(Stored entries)
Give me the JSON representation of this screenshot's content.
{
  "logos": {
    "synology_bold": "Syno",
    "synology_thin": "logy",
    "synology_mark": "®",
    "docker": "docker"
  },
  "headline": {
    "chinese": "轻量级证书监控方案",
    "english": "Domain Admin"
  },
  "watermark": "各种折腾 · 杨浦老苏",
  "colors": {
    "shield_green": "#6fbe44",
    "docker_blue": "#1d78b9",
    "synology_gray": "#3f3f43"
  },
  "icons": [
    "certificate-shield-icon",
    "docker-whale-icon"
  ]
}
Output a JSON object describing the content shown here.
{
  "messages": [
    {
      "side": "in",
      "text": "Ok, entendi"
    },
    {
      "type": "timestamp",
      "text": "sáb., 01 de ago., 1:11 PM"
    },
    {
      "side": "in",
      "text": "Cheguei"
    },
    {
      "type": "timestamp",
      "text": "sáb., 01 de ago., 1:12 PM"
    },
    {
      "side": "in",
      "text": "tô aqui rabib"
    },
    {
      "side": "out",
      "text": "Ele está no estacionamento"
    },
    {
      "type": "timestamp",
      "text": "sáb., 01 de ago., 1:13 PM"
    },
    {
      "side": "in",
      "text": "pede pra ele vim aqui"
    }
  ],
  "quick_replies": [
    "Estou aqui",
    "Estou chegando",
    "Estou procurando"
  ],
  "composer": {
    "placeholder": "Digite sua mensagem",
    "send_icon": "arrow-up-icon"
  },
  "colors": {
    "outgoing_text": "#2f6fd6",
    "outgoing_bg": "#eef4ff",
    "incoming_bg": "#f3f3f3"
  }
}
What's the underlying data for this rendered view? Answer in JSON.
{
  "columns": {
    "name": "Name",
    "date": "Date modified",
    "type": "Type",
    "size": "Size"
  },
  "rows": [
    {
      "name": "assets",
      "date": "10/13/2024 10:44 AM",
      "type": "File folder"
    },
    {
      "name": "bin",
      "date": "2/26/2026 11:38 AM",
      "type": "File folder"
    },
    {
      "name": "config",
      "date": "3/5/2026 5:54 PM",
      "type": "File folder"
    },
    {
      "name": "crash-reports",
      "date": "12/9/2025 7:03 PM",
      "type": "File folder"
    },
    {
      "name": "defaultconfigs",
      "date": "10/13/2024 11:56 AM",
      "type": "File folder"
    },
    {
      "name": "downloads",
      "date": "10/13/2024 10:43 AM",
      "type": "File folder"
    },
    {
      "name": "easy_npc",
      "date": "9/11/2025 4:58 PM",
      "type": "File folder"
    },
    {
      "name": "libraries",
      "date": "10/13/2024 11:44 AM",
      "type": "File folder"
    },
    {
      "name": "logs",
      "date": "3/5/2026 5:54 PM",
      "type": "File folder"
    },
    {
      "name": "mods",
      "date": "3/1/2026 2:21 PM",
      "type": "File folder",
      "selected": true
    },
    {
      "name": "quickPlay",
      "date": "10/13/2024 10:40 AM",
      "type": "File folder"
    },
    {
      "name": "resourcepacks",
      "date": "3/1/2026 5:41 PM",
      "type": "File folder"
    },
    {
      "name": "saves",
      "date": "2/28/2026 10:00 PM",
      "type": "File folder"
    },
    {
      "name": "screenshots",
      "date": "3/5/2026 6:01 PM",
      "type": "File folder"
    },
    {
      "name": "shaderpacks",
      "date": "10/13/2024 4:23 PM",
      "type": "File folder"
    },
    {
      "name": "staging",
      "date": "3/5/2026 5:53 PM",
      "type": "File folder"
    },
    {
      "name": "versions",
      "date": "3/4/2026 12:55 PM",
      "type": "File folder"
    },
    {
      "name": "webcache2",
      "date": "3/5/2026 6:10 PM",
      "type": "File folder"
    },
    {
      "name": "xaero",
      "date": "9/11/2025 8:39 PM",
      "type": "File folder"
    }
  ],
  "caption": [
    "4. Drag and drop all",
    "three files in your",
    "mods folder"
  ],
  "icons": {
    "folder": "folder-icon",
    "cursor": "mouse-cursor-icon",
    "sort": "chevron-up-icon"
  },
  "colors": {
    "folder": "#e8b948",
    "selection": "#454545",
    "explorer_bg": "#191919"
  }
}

• Job: Write every line of the material above again, exactly.

• Exercise result:
Give me the JSON representation of this screenshot's content.
{
  "logos": {
    "synology_bold": "Syno",
    "synology_thin": "logy",
    "synology_mark": "®",
    "docker": "docker"
  },
  "headline": {
    "chinese": "轻量级证书监控方案",
    "english": "Domain Admin"
  },
  "watermark": "各种折腾 · 杨浦老苏",
  "colors": {
    "shield_green": "#6fbe44",
    "docker_blue": "#1d78b9",
    "synology_gray": "#3f3f43"
  },
  "icons": [
    "certificate-shield-icon",
    "docker-whale-icon"
  ]
}
Output a JSON object describing the content shown here.
{
  "messages": [
    {
      "side": "in",
      "text": "Ok, entendi"
    },
    {
      "type": "timestamp",
      "text": "sáb., 01 de ago., 1:11 PM"
    },
    {
      "side": "in",
      "text": "Cheguei"
    },
    {
      "type": "timestamp",
      "text": "sáb., 01 de ago., 1:12 PM"
    },
    {
      "side": "in",
      "text": "tô aqui rabib"
    },
    {
      "side": "out",
      "text": "Ele está no estacionamento"
    },
    {
      "type": "timestamp",
      "text": "sáb., 01 de ago., 1:13 PM"
    },
    {
      "side": "in",
      "text": "pede pra ele vim aqui"
    }
  ],
  "quick_replies": [
    "Estou aqui",
    "Estou chegando",
    "Estou procurando"
  ],
  "composer": {
    "placeholder": "Digite sua mensagem",
    "send_icon": "arrow-up-icon"
  },
  "colors": {
    "outgoing_text": "#2f6fd6",
    "outgoing_bg": "#eef4ff",
    "incoming_bg": "#f3f3f3"
  }
}
What's the underlying data for this rendered view? Answer in JSON.
{
  "columns": {
    "name": "Name",
    "date": "Date modified",
    "type": "Type",
    "size": "Size"
  },
  "rows": [
    {
      "name": "assets",
      "date": "10/13/2024 10:44 AM",
      "type": "File folder"
    },
    {
      "name": "bin",
      "date": "2/26/2026 11:38 AM",
      "type": "File folder"
    },
    {
      "name": "config",
      "date": "3/5/2026 5:54 PM",
      "type": "File folder"
    },
    {
      "name": "crash-reports",
      "date": "12/9/2025 7:03 PM",
      "type": "File folder"
    },
    {
      "name": "defaultconfigs",
      "date": "10/13/2024 11:56 AM",
      "type": "File folder"
    },
    {
      "name": "downloads",
      "date": "10/13/2024 10:43 AM",
      "type": "File folder"
    },
    {
      "name": "easy_npc",
      "date": "9/11/2025 4:58 PM",
      "type": "File folder"
    },
    {
      "name": "libraries",
      "date": "10/13/2024 11:44 AM",
      "type": "File folder"
    },
    {
      "name": "logs",
      "date": "3/5/2026 5:54 PM",
      "type": "File folder"
    },
    {
      "name": "mods",
      "date": "3/1/2026 2:21 PM",
      "type": "File folder",
      "selected": true
    },
    {
      "name": "quickPlay",
      "date": "10/13/2024 10:40 AM",
      "type": "File folder"
    },
    {
      "name": "resourcepacks",
      "date": "3/1/2026 5:41 PM",
      "type": "File folder"
    },
    {
      "name": "saves",
      "date": "2/28/2026 10:00 PM",
      "type": "File folder"
    },
    {
      "name": "screenshots",
      "date": "3/5/2026 6:01 PM",
      "type": "File folder"
    },
    {
      "name": "shaderpacks",
      "date": "10/13/2024 4:23 PM",
      "type": "File folder"
    },
    {
      "name": "staging",
      "date": "3/5/2026 5:53 PM",
      "type": "File folder"
    },
    {
      "name": "versions",
      "date": "3/4/2026 12:55 PM",
      "type": "File folder"
    },
    {
      "name": "webcache2",
      "date": "3/5/2026 6:10 PM",
      "type": "File folder"
    },
    {
      "name": "xaero",
      "date": "9/11/2025 8:39 PM",
      "type": "File folder"
    }
  ],
  "caption": [
    "4. Drag and drop all",
    "three files in your",
    "mods folder"
  ],
  "icons": {
    "folder": "folder-icon",
    "cursor": "mouse-cursor-icon",
    "sort": "chevron-up-icon"
  },
  "colors": {
    "folder": "#e8b948",
    "selection": "#454545",
    "explorer_bg": "#191919"
  }
}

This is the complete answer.